EXERCISE TASK =
Exclude the pictures, then repeat the remaining data exactly.

### SOURCE RECORDS ###

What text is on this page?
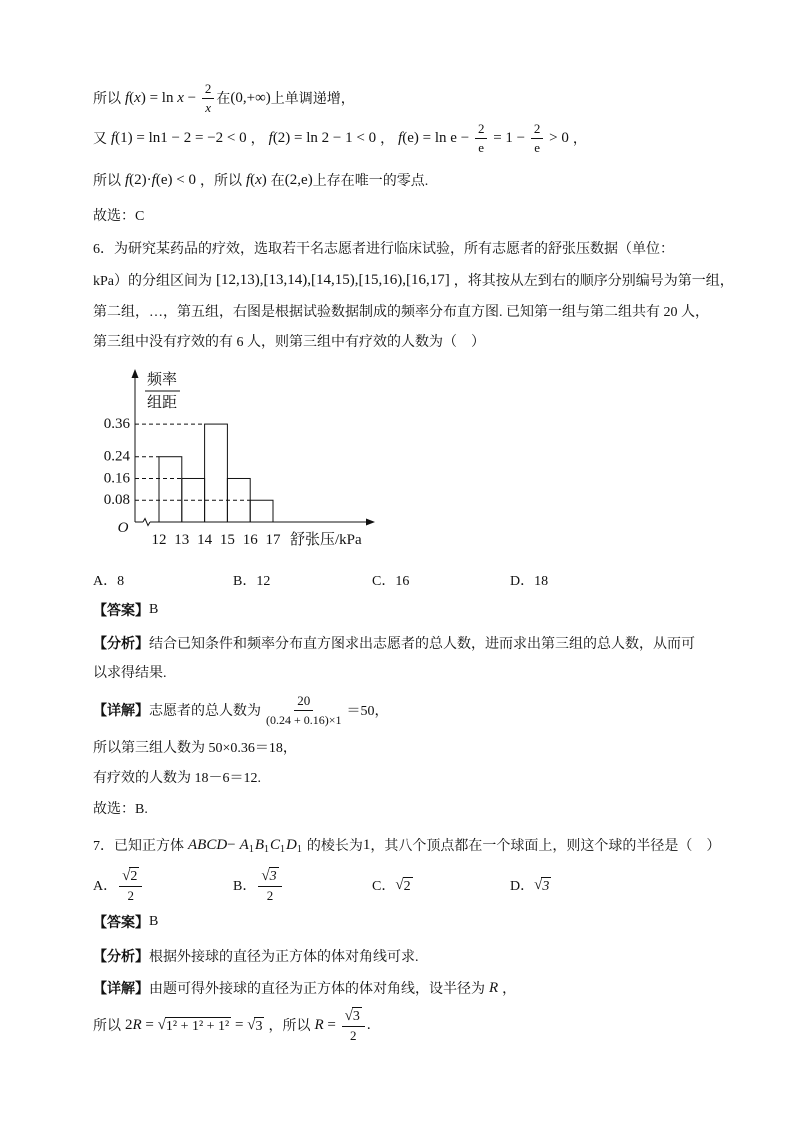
所以 f ( x ) = $\ln x - \frac{2}{x}$ 在 (0,+∞) 上单调递增，
又 f (1) = ln1 − 2 = −2 < 0 ， f (2) = ln 2 − 1 < 0 ， f $(e) = \ln e - \frac{2}{e} = 1 - \frac{2}{e} > 0$ ，
所以 f (2)· f (e) < 0 ，所以 f ( x ) 在 (2,e) 上存在唯一的零点.
故选：C
6．为研究某药品的疗效，选取若干名志愿者进行临床试验，所有志愿者的舒张压数据（单位：
kPa）的分组区间为 [12,13),[13,14),[14,15),[15,16),[16,17] ，将其按从左到右的顺序分别编号为第一组，
第二组，…，第五组，右图是根据试验数据制成的频率分布直方图. 已知第一组与第二组共有 20 人，
第三组中没有疗效的有 6 人，则第三组中有疗效的人数为（　）
频率
组距
O
舒张压/kPa
0.36
0.24
0.16
0.08
12 13 14 15 16 17
A．8	B．12	C．16	D．18
【答案】 B
【分析】 结合已知条件和频率分布直方图求出志愿者的总人数，进而求出第三组的总人数，从而可
以求得结果.
【详解】 志愿者的总人数为 $\frac{20}{(0.24 + 0.16)\times 1} =50$，
所以第三组人数为 50×0.36＝18，
有疗效的人数为 18－6＝12.
故选：B.
7．已知正方体 ABCD − A 1 B 1 C 1 D 1 的棱长为 1 ，其八个顶点都在一个球面上，则这个球的半径是（　）
A． $\frac{√ 2}{2}$	B． $\frac{√ 3}{2}$	C． √ 2	D． √ 3
【答案】 B
【分析】 根据外接球的直径为正方体的体对角线可求.
【详解】 由题可得外接球的直径为正方体的体对角线，设半径为 R ，
所以 2 R = √ 1² + 1² + 1² = √ 3 ，所以 $R = \frac{√ 3}{2}$ .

###

EXERCISE ANSWER =
What text is on this page?
所以 f ( x ) = $\ln x - \frac{2}{x}$ 在 (0,+∞) 上单调递增，
又 f (1) = ln1 − 2 = −2 < 0 ， f (2) = ln 2 − 1 < 0 ， f $(e) = \ln e - \frac{2}{e} = 1 - \frac{2}{e} > 0$ ，
所以 f (2)· f (e) < 0 ，所以 f ( x ) 在 (2,e) 上存在唯一的零点.
故选：C
6．为研究某药品的疗效，选取若干名志愿者进行临床试验，所有志愿者的舒张压数据（单位：
kPa）的分组区间为 [12,13),[13,14),[14,15),[15,16),[16,17] ，将其按从左到右的顺序分别编号为第一组，
第二组，…，第五组，右图是根据试验数据制成的频率分布直方图. 已知第一组与第二组共有 20 人，
第三组中没有疗效的有 6 人，则第三组中有疗效的人数为（　）
频率
组距
O
舒张压/kPa
0.36
0.24
0.16
0.08
12 13 14 15 16 17
A．8	B．12	C．16	D．18
【答案】 B
【分析】 结合已知条件和频率分布直方图求出志愿者的总人数，进而求出第三组的总人数，从而可
以求得结果.
【详解】 志愿者的总人数为 $\frac{20}{(0.24 + 0.16)\times 1} =50$，
所以第三组人数为 50×0.36＝18，
有疗效的人数为 18－6＝12.
故选：B.
7．已知正方体 ABCD − A 1 B 1 C 1 D 1 的棱长为 1 ，其八个顶点都在一个球面上，则这个球的半径是（　）
A． $\frac{√ 2}{2}$	B． $\frac{√ 3}{2}$	C． √ 2	D． √ 3
【答案】 B
【分析】 根据外接球的直径为正方体的体对角线可求.
【详解】 由题可得外接球的直径为正方体的体对角线，设半径为 R ，
所以 2 R = √ 1² + 1² + 1² = √ 3 ，所以 $R = \frac{√ 3}{2}$ .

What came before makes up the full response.